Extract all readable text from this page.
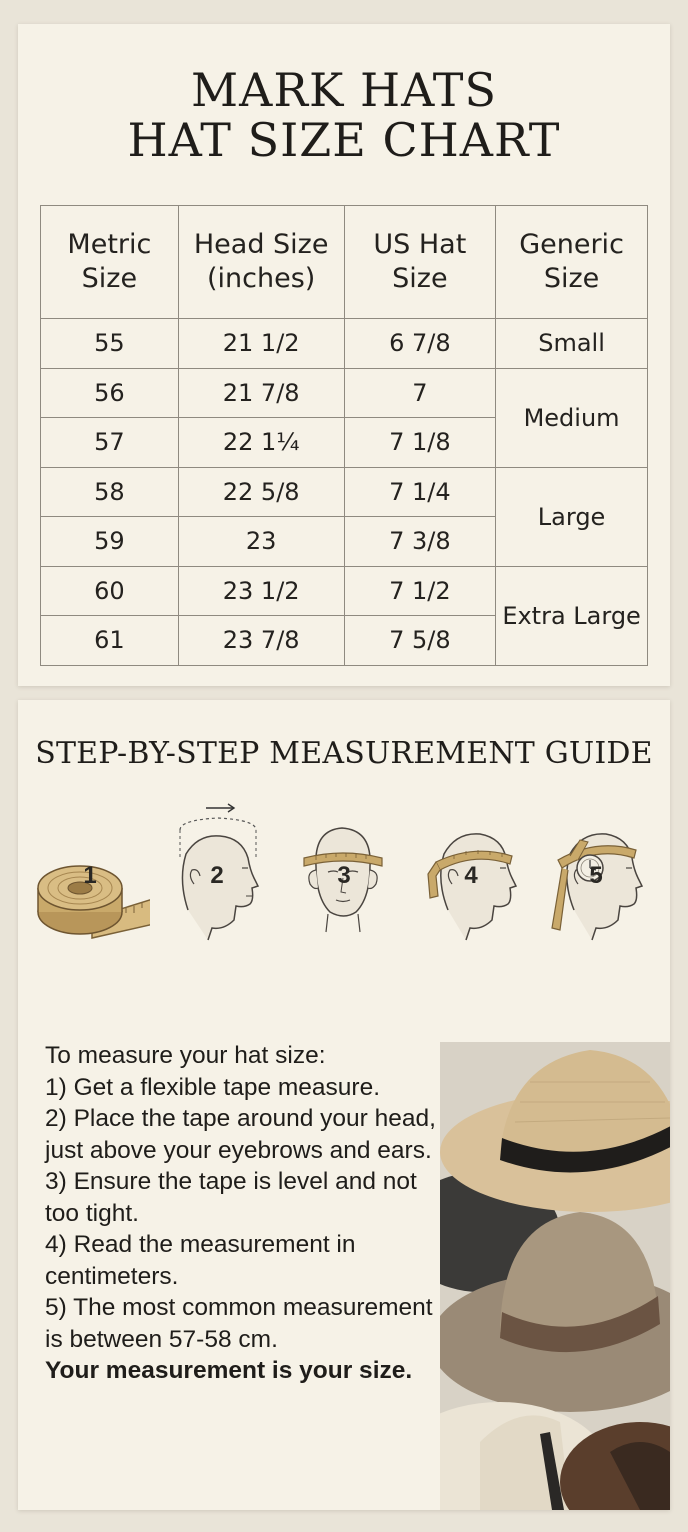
MARK HATS
HAT SIZE CHART
Metric Size	Head Size (inches)	US Hat Size	Generic Size
55	21 1/2	6 7/8	Small
56	21 7/8	7	Medium
57	22 1¼	7 1/8	
58	22 5/8	7 1/4	Large
59	23	7 3/8	
60	23 1/2	7 1/2	Extra Large
61	23 7/8	7 5/8	
STEP-BY-STEP MEASUREMENT GUIDE
1	2	3	4	5
To measure your hat size:
1) Get a flexible tape measure.
2) Place the tape around your head, just above your eyebrows and ears.
3) Ensure the tape is level and not too tight.
4) Read the measurement in centimeters.
5) The most common measurement is between 57-58 cm.
Your measurement is your size.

* **EXERCISE GOAL**:
Transcribe all of the material exactly, leaving out whatever pictures it contains.

* **SOLUTION**:
Extract all readable text from this page.
MARK HATS
HAT SIZE CHART
Metric Size	Head Size (inches)	US Hat Size	Generic Size
55	21 1/2	6 7/8	Small
56	21 7/8	7	Medium
57	22 1¼	7 1/8	
58	22 5/8	7 1/4	Large
59	23	7 3/8	
60	23 1/2	7 1/2	Extra Large
61	23 7/8	7 5/8	
STEP-BY-STEP MEASUREMENT GUIDE
1	2	3	4	5
To measure your hat size:
1) Get a flexible tape measure.
2) Place the tape around your head, just above your eyebrows and ears.
3) Ensure the tape is level and not too tight.
4) Read the measurement in centimeters.
5) The most common measurement is between 57-58 cm.
Your measurement is your size.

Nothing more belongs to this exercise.